### GIVEN EXERCISE:
Copy every line of the records below that holds the word "curva".

### PROVIDED RECORDS:
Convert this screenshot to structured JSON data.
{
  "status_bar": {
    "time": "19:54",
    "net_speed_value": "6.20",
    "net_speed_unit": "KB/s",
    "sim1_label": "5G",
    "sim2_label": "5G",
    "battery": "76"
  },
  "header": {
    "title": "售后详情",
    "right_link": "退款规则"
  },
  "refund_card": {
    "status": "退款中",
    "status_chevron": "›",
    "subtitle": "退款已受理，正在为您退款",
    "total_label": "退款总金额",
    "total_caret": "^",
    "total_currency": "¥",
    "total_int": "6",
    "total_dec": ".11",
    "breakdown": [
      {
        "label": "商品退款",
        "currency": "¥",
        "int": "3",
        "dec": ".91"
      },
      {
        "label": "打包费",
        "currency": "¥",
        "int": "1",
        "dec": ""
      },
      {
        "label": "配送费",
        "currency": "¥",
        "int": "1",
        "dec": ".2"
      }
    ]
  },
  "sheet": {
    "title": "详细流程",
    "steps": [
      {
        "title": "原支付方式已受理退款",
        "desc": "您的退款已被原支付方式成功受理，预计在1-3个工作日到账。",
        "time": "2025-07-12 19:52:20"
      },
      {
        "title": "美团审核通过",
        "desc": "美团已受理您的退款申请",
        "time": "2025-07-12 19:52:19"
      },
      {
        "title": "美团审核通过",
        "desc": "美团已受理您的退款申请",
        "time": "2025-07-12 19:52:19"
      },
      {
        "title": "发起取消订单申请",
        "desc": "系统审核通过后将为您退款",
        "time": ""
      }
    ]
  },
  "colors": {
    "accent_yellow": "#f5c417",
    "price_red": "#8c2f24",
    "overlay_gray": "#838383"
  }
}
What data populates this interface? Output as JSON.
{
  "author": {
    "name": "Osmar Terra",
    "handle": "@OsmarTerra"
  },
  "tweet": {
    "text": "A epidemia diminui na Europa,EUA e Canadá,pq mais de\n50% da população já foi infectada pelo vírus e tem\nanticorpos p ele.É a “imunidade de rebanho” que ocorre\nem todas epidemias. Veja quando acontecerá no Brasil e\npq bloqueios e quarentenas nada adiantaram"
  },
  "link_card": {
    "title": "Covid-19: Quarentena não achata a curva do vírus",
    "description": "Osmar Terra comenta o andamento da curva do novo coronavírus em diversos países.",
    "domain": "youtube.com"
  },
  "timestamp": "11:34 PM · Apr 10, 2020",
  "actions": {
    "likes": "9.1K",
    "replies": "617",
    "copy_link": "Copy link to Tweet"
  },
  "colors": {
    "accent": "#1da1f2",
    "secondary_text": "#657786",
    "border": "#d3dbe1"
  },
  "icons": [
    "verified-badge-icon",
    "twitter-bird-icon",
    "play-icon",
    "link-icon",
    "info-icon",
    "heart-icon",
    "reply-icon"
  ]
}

### THE ANSWER:
    "title": "Covid-19: Quarentena não achata a curva do vírus",
    "description": "Osmar Terra comenta o andamento da curva do novo coronavírus em diversos países.",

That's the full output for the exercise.